Extracted data entries
----------

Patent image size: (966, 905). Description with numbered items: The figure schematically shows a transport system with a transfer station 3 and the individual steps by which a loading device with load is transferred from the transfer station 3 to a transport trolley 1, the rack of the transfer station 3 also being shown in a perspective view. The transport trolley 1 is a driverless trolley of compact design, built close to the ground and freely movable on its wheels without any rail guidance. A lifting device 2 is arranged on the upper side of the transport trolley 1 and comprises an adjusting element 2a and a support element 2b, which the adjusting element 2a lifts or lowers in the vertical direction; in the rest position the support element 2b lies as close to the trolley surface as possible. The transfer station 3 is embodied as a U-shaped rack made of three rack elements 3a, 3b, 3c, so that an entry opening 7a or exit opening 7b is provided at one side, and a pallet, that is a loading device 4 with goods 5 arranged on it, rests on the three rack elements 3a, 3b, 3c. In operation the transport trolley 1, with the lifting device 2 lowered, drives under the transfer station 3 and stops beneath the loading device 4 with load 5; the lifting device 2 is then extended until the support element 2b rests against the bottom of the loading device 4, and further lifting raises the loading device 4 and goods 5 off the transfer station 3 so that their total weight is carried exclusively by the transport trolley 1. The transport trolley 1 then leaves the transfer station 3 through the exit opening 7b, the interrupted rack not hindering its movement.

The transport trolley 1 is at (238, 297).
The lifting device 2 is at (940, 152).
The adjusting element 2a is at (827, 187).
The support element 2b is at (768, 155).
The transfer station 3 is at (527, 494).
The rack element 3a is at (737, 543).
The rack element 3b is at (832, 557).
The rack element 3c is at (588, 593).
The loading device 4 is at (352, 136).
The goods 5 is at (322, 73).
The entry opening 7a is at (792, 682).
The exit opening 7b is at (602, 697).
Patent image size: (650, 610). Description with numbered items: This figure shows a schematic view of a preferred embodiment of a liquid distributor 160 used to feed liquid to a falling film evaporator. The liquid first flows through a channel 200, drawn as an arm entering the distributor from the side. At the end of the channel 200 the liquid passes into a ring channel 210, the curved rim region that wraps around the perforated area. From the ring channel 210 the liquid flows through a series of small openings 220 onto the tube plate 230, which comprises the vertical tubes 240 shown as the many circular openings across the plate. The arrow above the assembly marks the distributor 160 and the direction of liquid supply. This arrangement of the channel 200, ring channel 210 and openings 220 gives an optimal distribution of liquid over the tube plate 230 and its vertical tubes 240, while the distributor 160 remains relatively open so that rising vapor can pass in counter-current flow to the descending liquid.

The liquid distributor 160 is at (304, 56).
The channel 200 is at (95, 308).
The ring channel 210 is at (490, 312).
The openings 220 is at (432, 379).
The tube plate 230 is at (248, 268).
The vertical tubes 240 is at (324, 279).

----------

■ Task to carry out ■
Copy every line of the entries above word for word, changing nothing.

■ Response to the exercise ■
Patent image size: (966, 905). Description with numbered items: The figure schematically shows a transport system with a transfer station 3 and the individual steps by which a loading device with load is transferred from the transfer station 3 to a transport trolley 1, the rack of the transfer station 3 also being shown in a perspective view. The transport trolley 1 is a driverless trolley of compact design, built close to the ground and freely movable on its wheels without any rail guidance. A lifting device 2 is arranged on the upper side of the transport trolley 1 and comprises an adjusting element 2a and a support element 2b, which the adjusting element 2a lifts or lowers in the vertical direction; in the rest position the support element 2b lies as close to the trolley surface as possible. The transfer station 3 is embodied as a U-shaped rack made of three rack elements 3a, 3b, 3c, so that an entry opening 7a or exit opening 7b is provided at one side, and a pallet, that is a loading device 4 with goods 5 arranged on it, rests on the three rack elements 3a, 3b, 3c. In operation the transport trolley 1, with the lifting device 2 lowered, drives under the transfer station 3 and stops beneath the loading device 4 with load 5; the lifting device 2 is then extended until the support element 2b rests against the bottom of the loading device 4, and further lifting raises the loading device 4 and goods 5 off the transfer station 3 so that their total weight is carried exclusively by the transport trolley 1. The transport trolley 1 then leaves the transfer station 3 through the exit opening 7b, the interrupted rack not hindering its movement.

The transport trolley 1 is at (238, 297).
The lifting device 2 is at (940, 152).
The adjusting element 2a is at (827, 187).
The support element 2b is at (768, 155).
The transfer station 3 is at (527, 494).
The rack element 3a is at (737, 543).
The rack element 3b is at (832, 557).
The rack element 3c is at (588, 593).
The loading device 4 is at (352, 136).
The goods 5 is at (322, 73).
The entry opening 7a is at (792, 682).
The exit opening 7b is at (602, 697).
Patent image size: (650, 610). Description with numbered items: This figure shows a schematic view of a preferred embodiment of a liquid distributor 160 used to feed liquid to a falling film evaporator. The liquid first flows through a channel 200, drawn as an arm entering the distributor from the side. At the end of the channel 200 the liquid passes into a ring channel 210, the curved rim region that wraps around the perforated area. From the ring channel 210 the liquid flows through a series of small openings 220 onto the tube plate 230, which comprises the vertical tubes 240 shown as the many circular openings across the plate. The arrow above the assembly marks the distributor 160 and the direction of liquid supply. This arrangement of the channel 200, ring channel 210 and openings 220 gives an optimal distribution of liquid over the tube plate 230 and its vertical tubes 240, while the distributor 160 remains relatively open so that rising vapor can pass in counter-current flow to the descending liquid.

The liquid distributor 160 is at (304, 56).
The channel 200 is at (95, 308).
The ring channel 210 is at (490, 312).
The openings 220 is at (432, 379).
The tube plate 230 is at (248, 268).
The vertical tubes 240 is at (324, 279).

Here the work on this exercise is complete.